**WORK TO DO:**
Without including any pictures, copy each entry below exactly.

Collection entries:
--- START ---

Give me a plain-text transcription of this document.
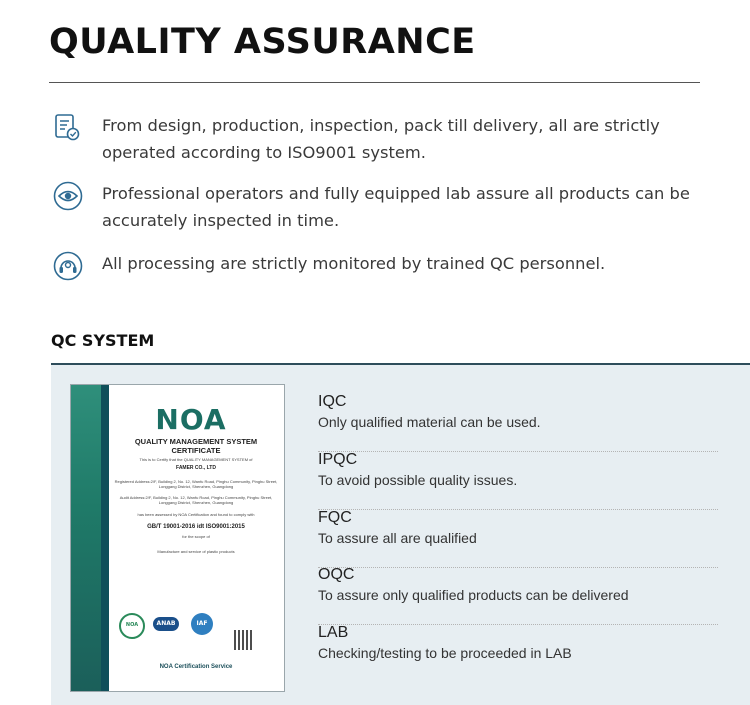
QUALITY ASSURANCE
From design, production, inspection, pack till delivery, all are strictly operated according to ISO9001 system.
Professional operators and fully equipped lab assure all products can be accurately inspected in time.
All processing are strictly monitored by trained QC personnel.
QC SYSTEM
NOA
QUALITY MANAGEMENT SYSTEM CERTIFICATE
This is to Certify that the QUALITY MANAGEMENT SYSTEM of
FAMER CO., LTD
Registered Address:2/F, Building 2, No. 12, Wanfu Road, Pinghu Community, Pinghu Street, Longgang District, Shenzhen, Guangdong
Audit Address:2/F, Building 2, No. 12, Wanfu Road, Pinghu Community, Pinghu Street, Longgang District, Shenzhen, Guangdong
has been assessed by NOA Certification and found to comply with
GB/T 19001-2016 idt ISO9001:2015
for the scope of
Manufacture and service of plastic products
NOA	ANAB	IAF
NOA Certification Service
IQC
Only qualified material can be used.
IPQC
To avoid possible quality issues.
FQC
To assure all are qualified
OQC
To assure only qualified products can be delivered
LAB
Checking/testing to be proceeded in LAB
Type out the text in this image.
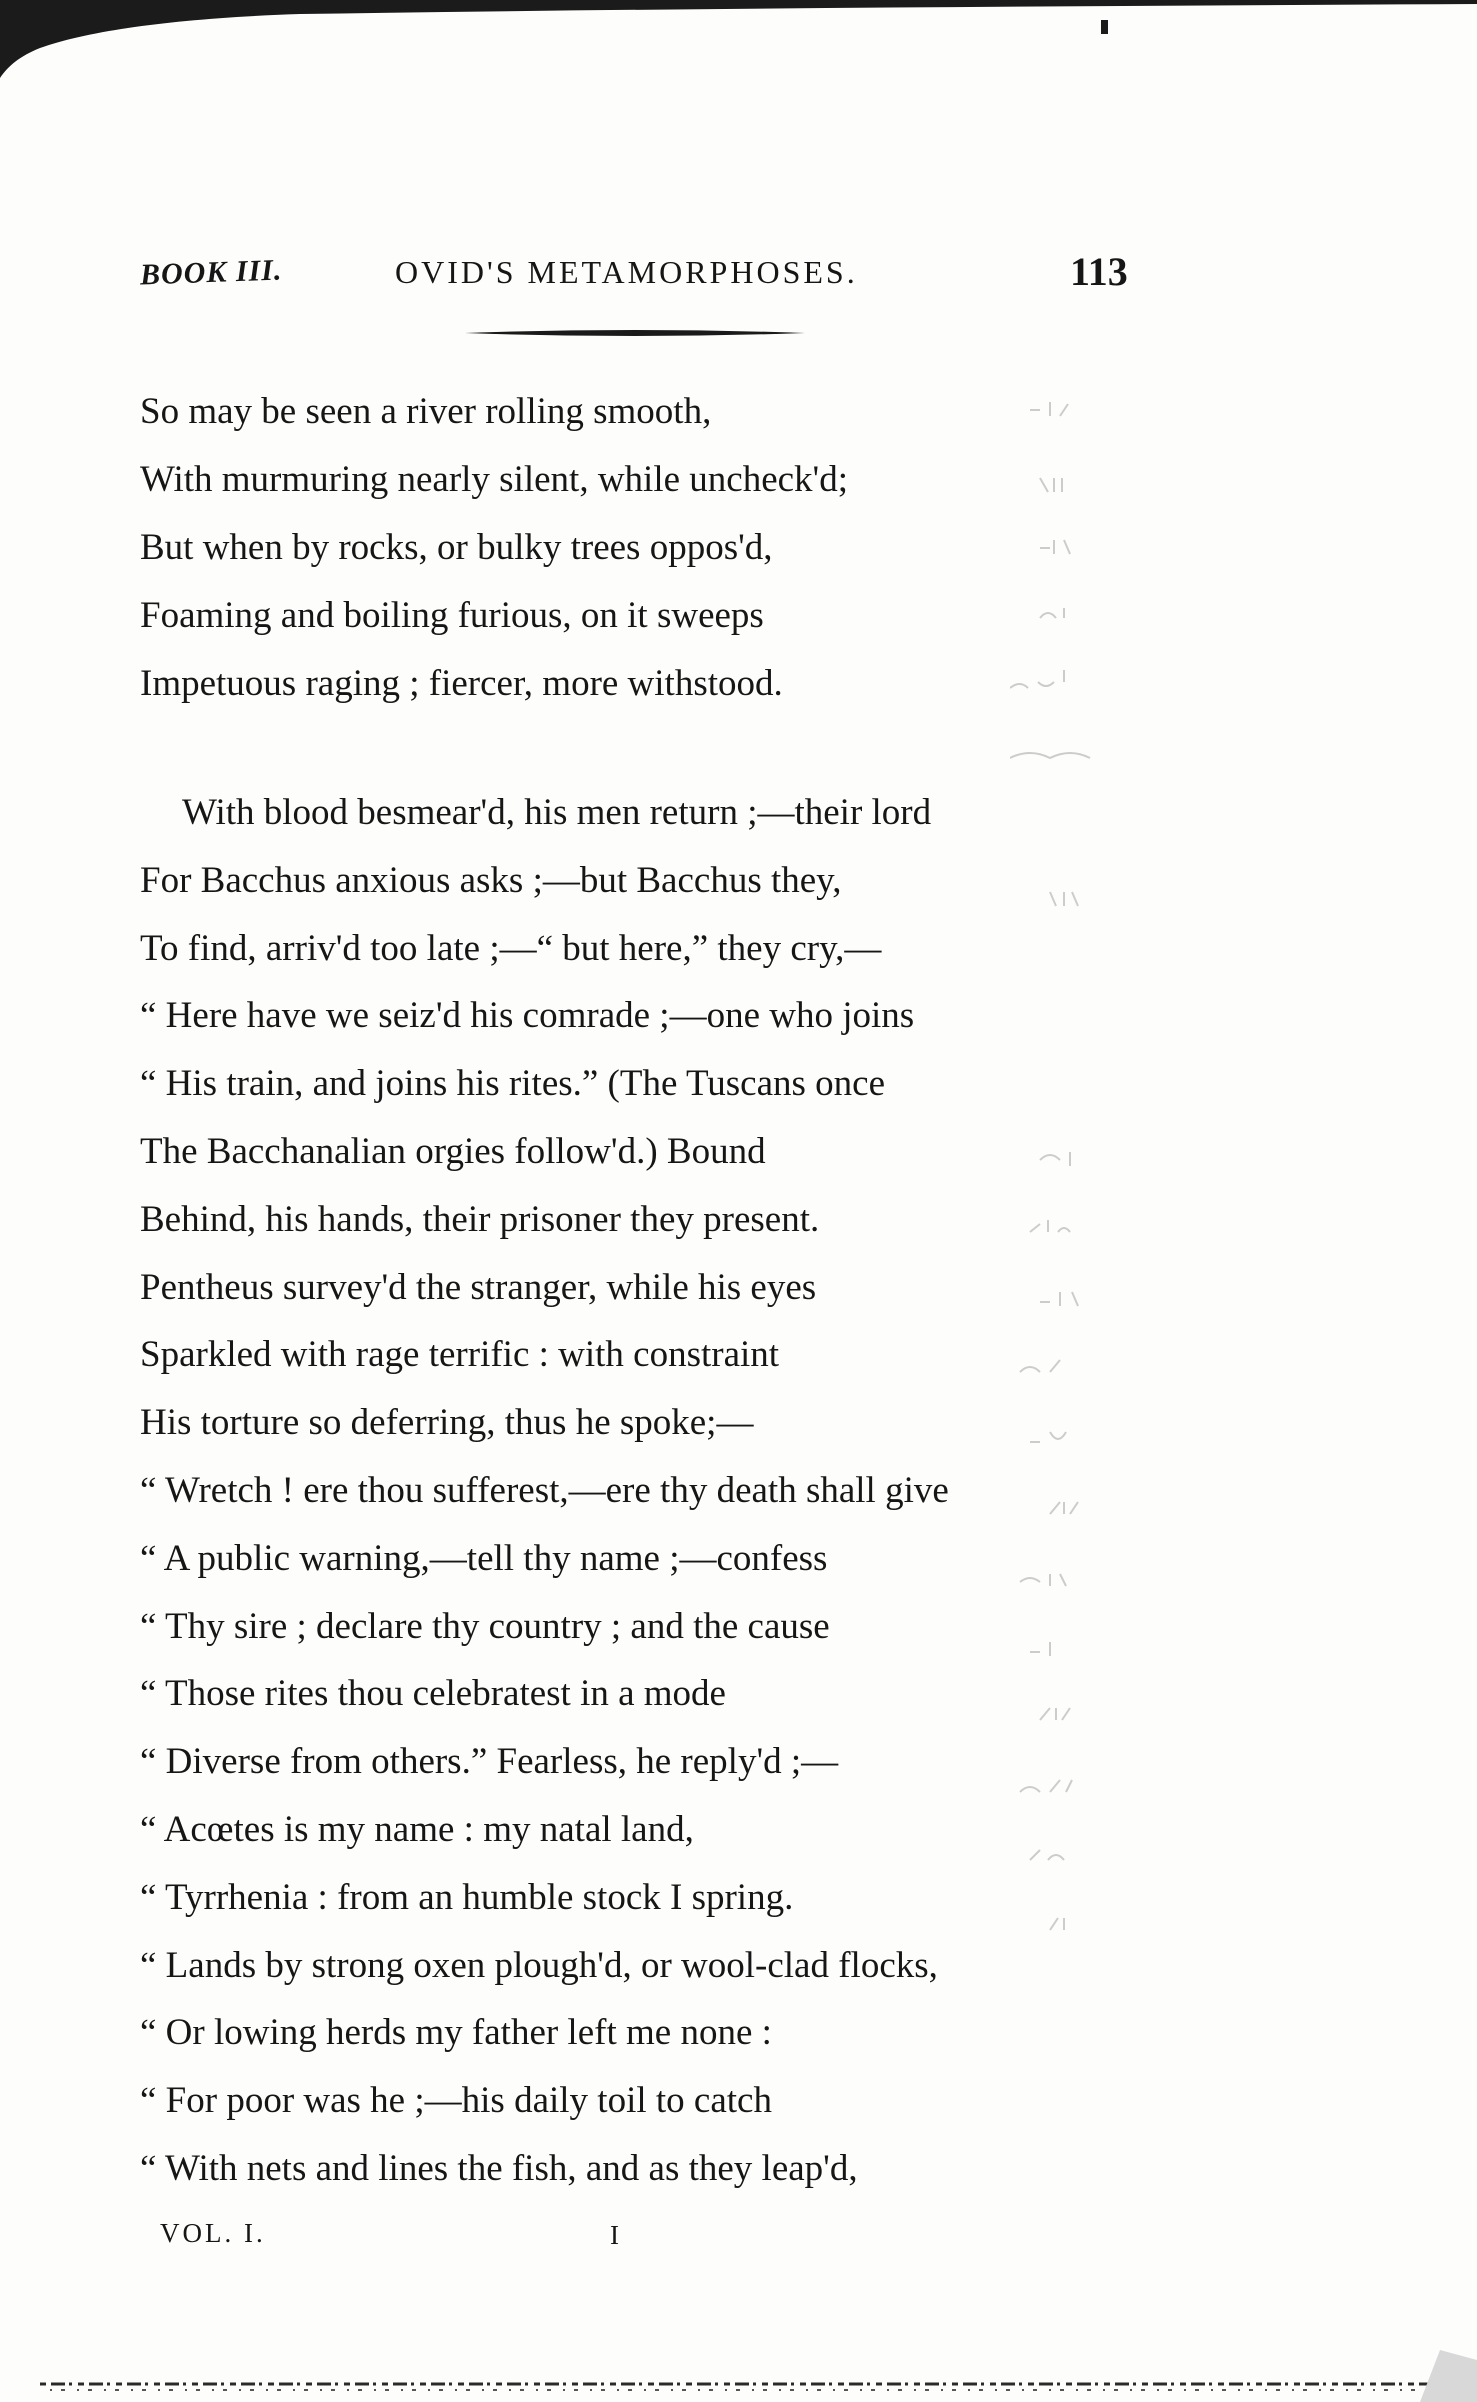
BOOK III.	OVID'S METAMORPHOSES.	113
So may be seen a river rolling smooth,
With murmuring nearly silent, while uncheck'd;
But when by rocks, or bulky trees oppos'd,
Foaming and boiling furious, on it sweeps
Impetuous raging ; fiercer, more withstood.
With blood besmear'd, his men return ;—their lord
For Bacchus anxious asks ;—but Bacchus they,
To find, arriv'd too late ;—“ but here,” they cry,—
“ Here have we seiz'd his comrade ;—one who joins
“ His train, and joins his rites.” (The Tuscans once
The Bacchanalian orgies follow'd.) Bound
Behind, his hands, their prisoner they present.
Pentheus survey'd the stranger, while his eyes
Sparkled with rage terrific : with constraint
His torture so deferring, thus he spoke;—
“ Wretch ! ere thou sufferest,—ere thy death shall give
“ A public warning,—tell thy name ;—confess
“ Thy sire ; declare thy country ; and the cause
“ Those rites thou celebratest in a mode
“ Diverse from others.” Fearless, he reply'd ;—
“ Acœtes is my name : my natal land,
“ Tyrrhenia : from an humble stock I spring.
“ Lands by strong oxen plough'd, or wool-clad flocks,
“ Or lowing herds my father left me none :
“ For poor was he ;—his daily toil to catch
“ With nets and lines the fish, and as they leap'd,
VOL. I.	I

--- END ---

**FINAL ANSWER:**
Give me a plain-text transcription of this document.
QUALITY ASSURANCE
From design, production, inspection, pack till delivery, all are strictly operated according to ISO9001 system.
Professional operators and fully equipped lab assure all products can be accurately inspected in time.
All processing are strictly monitored by trained QC personnel.
QC SYSTEM
NOA
QUALITY MANAGEMENT SYSTEM CERTIFICATE
This is to Certify that the QUALITY MANAGEMENT SYSTEM of
FAMER CO., LTD
Registered Address:2/F, Building 2, No. 12, Wanfu Road, Pinghu Community, Pinghu Street, Longgang District, Shenzhen, Guangdong
Audit Address:2/F, Building 2, No. 12, Wanfu Road, Pinghu Community, Pinghu Street, Longgang District, Shenzhen, Guangdong
has been assessed by NOA Certification and found to comply with
GB/T 19001-2016 idt ISO9001:2015
for the scope of
Manufacture and service of plastic products
NOA	ANAB	IAF
NOA Certification Service
IQC
Only qualified material can be used.
IPQC
To avoid possible quality issues.
FQC
To assure all are qualified
OQC
To assure only qualified products can be delivered
LAB
Checking/testing to be proceeded in LAB
Type out the text in this image.
BOOK III.	OVID'S METAMORPHOSES.	113
So may be seen a river rolling smooth,
With murmuring nearly silent, while uncheck'd;
But when by rocks, or bulky trees oppos'd,
Foaming and boiling furious, on it sweeps
Impetuous raging ; fiercer, more withstood.
With blood besmear'd, his men return ;—their lord
For Bacchus anxious asks ;—but Bacchus they,
To find, arriv'd too late ;—“ but here,” they cry,—
“ Here have we seiz'd his comrade ;—one who joins
“ His train, and joins his rites.” (The Tuscans once
The Bacchanalian orgies follow'd.) Bound
Behind, his hands, their prisoner they present.
Pentheus survey'd the stranger, while his eyes
Sparkled with rage terrific : with constraint
His torture so deferring, thus he spoke;—
“ Wretch ! ere thou sufferest,—ere thy death shall give
“ A public warning,—tell thy name ;—confess
“ Thy sire ; declare thy country ; and the cause
“ Those rites thou celebratest in a mode
“ Diverse from others.” Fearless, he reply'd ;—
“ Acœtes is my name : my natal land,
“ Tyrrhenia : from an humble stock I spring.
“ Lands by strong oxen plough'd, or wool-clad flocks,
“ Or lowing herds my father left me none :
“ For poor was he ;—his daily toil to catch
“ With nets and lines the fish, and as they leap'd,
VOL. I.	I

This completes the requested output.